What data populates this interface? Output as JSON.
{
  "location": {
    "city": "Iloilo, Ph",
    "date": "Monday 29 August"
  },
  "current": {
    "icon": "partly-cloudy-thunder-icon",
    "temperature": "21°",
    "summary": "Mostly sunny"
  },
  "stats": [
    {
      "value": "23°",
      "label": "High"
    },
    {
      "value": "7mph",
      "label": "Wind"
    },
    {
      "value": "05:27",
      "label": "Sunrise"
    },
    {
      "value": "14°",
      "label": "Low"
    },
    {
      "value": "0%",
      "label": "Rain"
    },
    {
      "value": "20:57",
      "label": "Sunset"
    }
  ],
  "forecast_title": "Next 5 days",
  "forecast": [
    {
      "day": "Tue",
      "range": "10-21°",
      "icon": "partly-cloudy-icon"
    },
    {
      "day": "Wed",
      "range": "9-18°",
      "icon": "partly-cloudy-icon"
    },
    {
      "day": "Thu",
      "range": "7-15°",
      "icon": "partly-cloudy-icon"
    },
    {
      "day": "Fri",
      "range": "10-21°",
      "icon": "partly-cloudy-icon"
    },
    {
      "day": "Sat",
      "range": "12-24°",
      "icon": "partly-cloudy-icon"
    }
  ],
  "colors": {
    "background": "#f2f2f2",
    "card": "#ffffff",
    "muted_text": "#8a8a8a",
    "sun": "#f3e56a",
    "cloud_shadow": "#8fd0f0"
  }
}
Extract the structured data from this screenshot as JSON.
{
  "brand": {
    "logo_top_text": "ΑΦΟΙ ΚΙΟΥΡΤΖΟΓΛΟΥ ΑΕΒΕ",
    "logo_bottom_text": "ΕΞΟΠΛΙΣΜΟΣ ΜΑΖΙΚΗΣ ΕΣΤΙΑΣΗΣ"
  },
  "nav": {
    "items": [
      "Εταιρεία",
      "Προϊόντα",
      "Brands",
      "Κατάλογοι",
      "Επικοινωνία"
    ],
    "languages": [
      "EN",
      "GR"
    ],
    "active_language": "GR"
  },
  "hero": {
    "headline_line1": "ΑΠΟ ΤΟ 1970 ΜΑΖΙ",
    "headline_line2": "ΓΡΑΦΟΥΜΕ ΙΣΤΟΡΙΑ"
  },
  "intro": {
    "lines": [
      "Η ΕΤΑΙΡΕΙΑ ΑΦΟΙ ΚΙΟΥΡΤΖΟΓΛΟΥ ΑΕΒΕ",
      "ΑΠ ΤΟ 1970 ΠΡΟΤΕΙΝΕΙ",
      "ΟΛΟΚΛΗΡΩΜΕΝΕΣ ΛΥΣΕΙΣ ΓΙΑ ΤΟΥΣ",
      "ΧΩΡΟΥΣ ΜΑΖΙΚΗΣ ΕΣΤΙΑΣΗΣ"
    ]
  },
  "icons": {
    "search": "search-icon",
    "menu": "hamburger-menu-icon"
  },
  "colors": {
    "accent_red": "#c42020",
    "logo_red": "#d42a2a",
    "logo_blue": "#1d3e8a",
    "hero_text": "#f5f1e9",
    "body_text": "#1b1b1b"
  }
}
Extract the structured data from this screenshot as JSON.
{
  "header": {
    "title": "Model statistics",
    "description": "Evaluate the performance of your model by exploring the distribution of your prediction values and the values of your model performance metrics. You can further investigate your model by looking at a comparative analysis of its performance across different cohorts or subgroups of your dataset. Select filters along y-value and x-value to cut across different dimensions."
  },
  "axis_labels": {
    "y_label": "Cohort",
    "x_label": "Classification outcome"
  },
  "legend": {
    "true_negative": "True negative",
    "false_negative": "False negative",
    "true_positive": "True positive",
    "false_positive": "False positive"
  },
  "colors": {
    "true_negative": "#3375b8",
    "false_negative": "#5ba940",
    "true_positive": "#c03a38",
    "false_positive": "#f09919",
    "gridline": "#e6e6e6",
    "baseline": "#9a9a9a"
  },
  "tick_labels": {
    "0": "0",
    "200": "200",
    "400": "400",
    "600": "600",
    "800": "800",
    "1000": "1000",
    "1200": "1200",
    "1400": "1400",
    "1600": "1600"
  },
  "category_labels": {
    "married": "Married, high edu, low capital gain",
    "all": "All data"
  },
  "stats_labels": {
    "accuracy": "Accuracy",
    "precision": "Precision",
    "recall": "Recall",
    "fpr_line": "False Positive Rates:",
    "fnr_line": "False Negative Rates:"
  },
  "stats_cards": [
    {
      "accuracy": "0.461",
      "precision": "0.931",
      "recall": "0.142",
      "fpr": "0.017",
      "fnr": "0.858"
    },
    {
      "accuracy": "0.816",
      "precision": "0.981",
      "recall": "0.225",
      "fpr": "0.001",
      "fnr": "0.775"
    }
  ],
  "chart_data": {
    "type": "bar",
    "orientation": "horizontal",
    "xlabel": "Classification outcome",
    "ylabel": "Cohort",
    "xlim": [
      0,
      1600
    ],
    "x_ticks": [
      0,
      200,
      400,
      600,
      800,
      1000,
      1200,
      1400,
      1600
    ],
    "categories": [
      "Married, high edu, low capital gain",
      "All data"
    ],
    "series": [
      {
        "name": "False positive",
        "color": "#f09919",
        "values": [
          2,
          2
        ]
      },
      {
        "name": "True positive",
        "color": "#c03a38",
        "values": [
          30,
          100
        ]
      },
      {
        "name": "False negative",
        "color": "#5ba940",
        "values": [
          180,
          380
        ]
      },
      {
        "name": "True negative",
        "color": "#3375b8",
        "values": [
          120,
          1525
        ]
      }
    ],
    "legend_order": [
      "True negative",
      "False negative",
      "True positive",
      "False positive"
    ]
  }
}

_THE REQUEST:_ Extract the whole listing, character for character.

_COMPLETE ANSWER:_
What data populates this interface? Output as JSON.
{
  "location": {
    "city": "Iloilo, Ph",
    "date": "Monday 29 August"
  },
  "current": {
    "icon": "partly-cloudy-thunder-icon",
    "temperature": "21°",
    "summary": "Mostly sunny"
  },
  "stats": [
    {
      "value": "23°",
      "label": "High"
    },
    {
      "value": "7mph",
      "label": "Wind"
    },
    {
      "value": "05:27",
      "label": "Sunrise"
    },
    {
      "value": "14°",
      "label": "Low"
    },
    {
      "value": "0%",
      "label": "Rain"
    },
    {
      "value": "20:57",
      "label": "Sunset"
    }
  ],
  "forecast_title": "Next 5 days",
  "forecast": [
    {
      "day": "Tue",
      "range": "10-21°",
      "icon": "partly-cloudy-icon"
    },
    {
      "day": "Wed",
      "range": "9-18°",
      "icon": "partly-cloudy-icon"
    },
    {
      "day": "Thu",
      "range": "7-15°",
      "icon": "partly-cloudy-icon"
    },
    {
      "day": "Fri",
      "range": "10-21°",
      "icon": "partly-cloudy-icon"
    },
    {
      "day": "Sat",
      "range": "12-24°",
      "icon": "partly-cloudy-icon"
    }
  ],
  "colors": {
    "background": "#f2f2f2",
    "card": "#ffffff",
    "muted_text": "#8a8a8a",
    "sun": "#f3e56a",
    "cloud_shadow": "#8fd0f0"
  }
}
Extract the structured data from this screenshot as JSON.
{
  "brand": {
    "logo_top_text": "ΑΦΟΙ ΚΙΟΥΡΤΖΟΓΛΟΥ ΑΕΒΕ",
    "logo_bottom_text": "ΕΞΟΠΛΙΣΜΟΣ ΜΑΖΙΚΗΣ ΕΣΤΙΑΣΗΣ"
  },
  "nav": {
    "items": [
      "Εταιρεία",
      "Προϊόντα",
      "Brands",
      "Κατάλογοι",
      "Επικοινωνία"
    ],
    "languages": [
      "EN",
      "GR"
    ],
    "active_language": "GR"
  },
  "hero": {
    "headline_line1": "ΑΠΟ ΤΟ 1970 ΜΑΖΙ",
    "headline_line2": "ΓΡΑΦΟΥΜΕ ΙΣΤΟΡΙΑ"
  },
  "intro": {
    "lines": [
      "Η ΕΤΑΙΡΕΙΑ ΑΦΟΙ ΚΙΟΥΡΤΖΟΓΛΟΥ ΑΕΒΕ",
      "ΑΠ ΤΟ 1970 ΠΡΟΤΕΙΝΕΙ",
      "ΟΛΟΚΛΗΡΩΜΕΝΕΣ ΛΥΣΕΙΣ ΓΙΑ ΤΟΥΣ",
      "ΧΩΡΟΥΣ ΜΑΖΙΚΗΣ ΕΣΤΙΑΣΗΣ"
    ]
  },
  "icons": {
    "search": "search-icon",
    "menu": "hamburger-menu-icon"
  },
  "colors": {
    "accent_red": "#c42020",
    "logo_red": "#d42a2a",
    "logo_blue": "#1d3e8a",
    "hero_text": "#f5f1e9",
    "body_text": "#1b1b1b"
  }
}
Extract the structured data from this screenshot as JSON.
{
  "header": {
    "title": "Model statistics",
    "description": "Evaluate the performance of your model by exploring the distribution of your prediction values and the values of your model performance metrics. You can further investigate your model by looking at a comparative analysis of its performance across different cohorts or subgroups of your dataset. Select filters along y-value and x-value to cut across different dimensions."
  },
  "axis_labels": {
    "y_label": "Cohort",
    "x_label": "Classification outcome"
  },
  "legend": {
    "true_negative": "True negative",
    "false_negative": "False negative",
    "true_positive": "True positive",
    "false_positive": "False positive"
  },
  "colors": {
    "true_negative": "#3375b8",
    "false_negative": "#5ba940",
    "true_positive": "#c03a38",
    "false_positive": "#f09919",
    "gridline": "#e6e6e6",
    "baseline": "#9a9a9a"
  },
  "tick_labels": {
    "0": "0",
    "200": "200",
    "400": "400",
    "600": "600",
    "800": "800",
    "1000": "1000",
    "1200": "1200",
    "1400": "1400",
    "1600": "1600"
  },
  "category_labels": {
    "married": "Married, high edu, low capital gain",
    "all": "All data"
  },
  "stats_labels": {
    "accuracy": "Accuracy",
    "precision": "Precision",
    "recall": "Recall",
    "fpr_line": "False Positive Rates:",
    "fnr_line": "False Negative Rates:"
  },
  "stats_cards": [
    {
      "accuracy": "0.461",
      "precision": "0.931",
      "recall": "0.142",
      "fpr": "0.017",
      "fnr": "0.858"
    },
    {
      "accuracy": "0.816",
      "precision": "0.981",
      "recall": "0.225",
      "fpr": "0.001",
      "fnr": "0.775"
    }
  ],
  "chart_data": {
    "type": "bar",
    "orientation": "horizontal",
    "xlabel": "Classification outcome",
    "ylabel": "Cohort",
    "xlim": [
      0,
      1600
    ],
    "x_ticks": [
      0,
      200,
      400,
      600,
      800,
      1000,
      1200,
      1400,
      1600
    ],
    "categories": [
      "Married, high edu, low capital gain",
      "All data"
    ],
    "series": [
      {
        "name": "False positive",
        "color": "#f09919",
        "values": [
          2,
          2
        ]
      },
      {
        "name": "True positive",
        "color": "#c03a38",
        "values": [
          30,
          100
        ]
      },
      {
        "name": "False negative",
        "color": "#5ba940",
        "values": [
          180,
          380
        ]
      },
      {
        "name": "True negative",
        "color": "#3375b8",
        "values": [
          120,
          1525
        ]
      }
    ],
    "legend_order": [
      "True negative",
      "False negative",
      "True positive",
      "False positive"
    ]
  }
}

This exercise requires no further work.